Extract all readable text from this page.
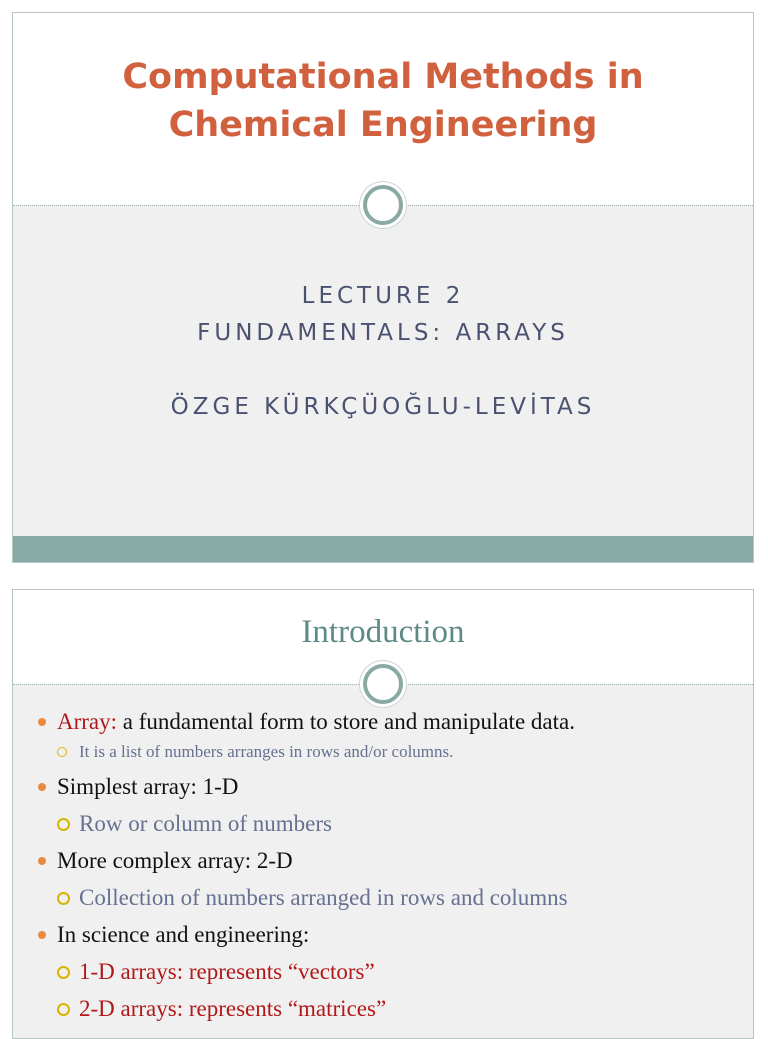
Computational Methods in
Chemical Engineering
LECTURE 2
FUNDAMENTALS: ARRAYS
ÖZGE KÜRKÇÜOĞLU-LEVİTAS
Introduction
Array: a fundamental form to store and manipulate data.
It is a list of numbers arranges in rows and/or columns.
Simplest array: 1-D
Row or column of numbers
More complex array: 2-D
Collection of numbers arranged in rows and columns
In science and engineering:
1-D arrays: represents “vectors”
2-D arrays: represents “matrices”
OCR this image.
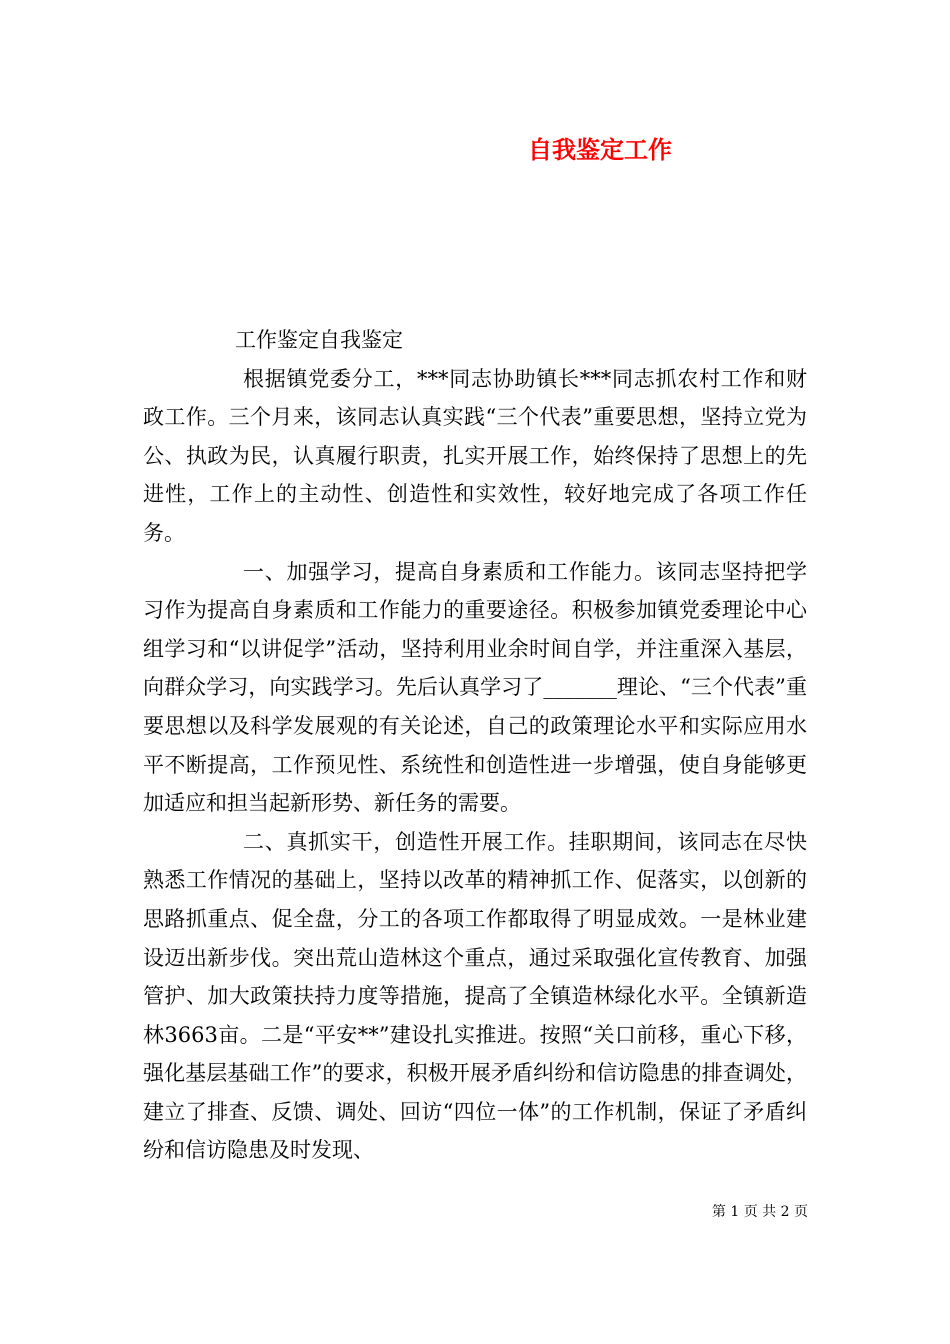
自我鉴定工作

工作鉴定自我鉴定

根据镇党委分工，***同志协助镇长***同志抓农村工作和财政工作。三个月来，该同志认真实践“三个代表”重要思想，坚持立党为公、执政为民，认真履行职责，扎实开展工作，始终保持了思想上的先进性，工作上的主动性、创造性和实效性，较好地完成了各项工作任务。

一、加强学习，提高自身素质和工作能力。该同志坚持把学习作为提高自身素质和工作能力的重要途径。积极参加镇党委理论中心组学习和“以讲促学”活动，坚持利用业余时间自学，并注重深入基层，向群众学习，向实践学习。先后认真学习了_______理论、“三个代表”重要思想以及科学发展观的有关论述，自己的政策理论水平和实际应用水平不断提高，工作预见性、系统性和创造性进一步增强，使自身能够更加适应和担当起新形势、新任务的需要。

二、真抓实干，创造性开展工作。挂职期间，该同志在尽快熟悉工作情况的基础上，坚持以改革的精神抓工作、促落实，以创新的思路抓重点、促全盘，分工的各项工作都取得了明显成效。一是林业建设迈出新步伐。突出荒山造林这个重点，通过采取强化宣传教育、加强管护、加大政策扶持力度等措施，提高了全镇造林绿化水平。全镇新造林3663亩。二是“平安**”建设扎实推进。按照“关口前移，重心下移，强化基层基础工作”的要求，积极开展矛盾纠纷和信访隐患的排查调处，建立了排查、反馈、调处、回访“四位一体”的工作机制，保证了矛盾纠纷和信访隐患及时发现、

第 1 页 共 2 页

> **STATED GOAL**
Which lines in the data above contain "this"? Show each one.

> **RESULT**
Extract all readable text from this page.
OCR this image.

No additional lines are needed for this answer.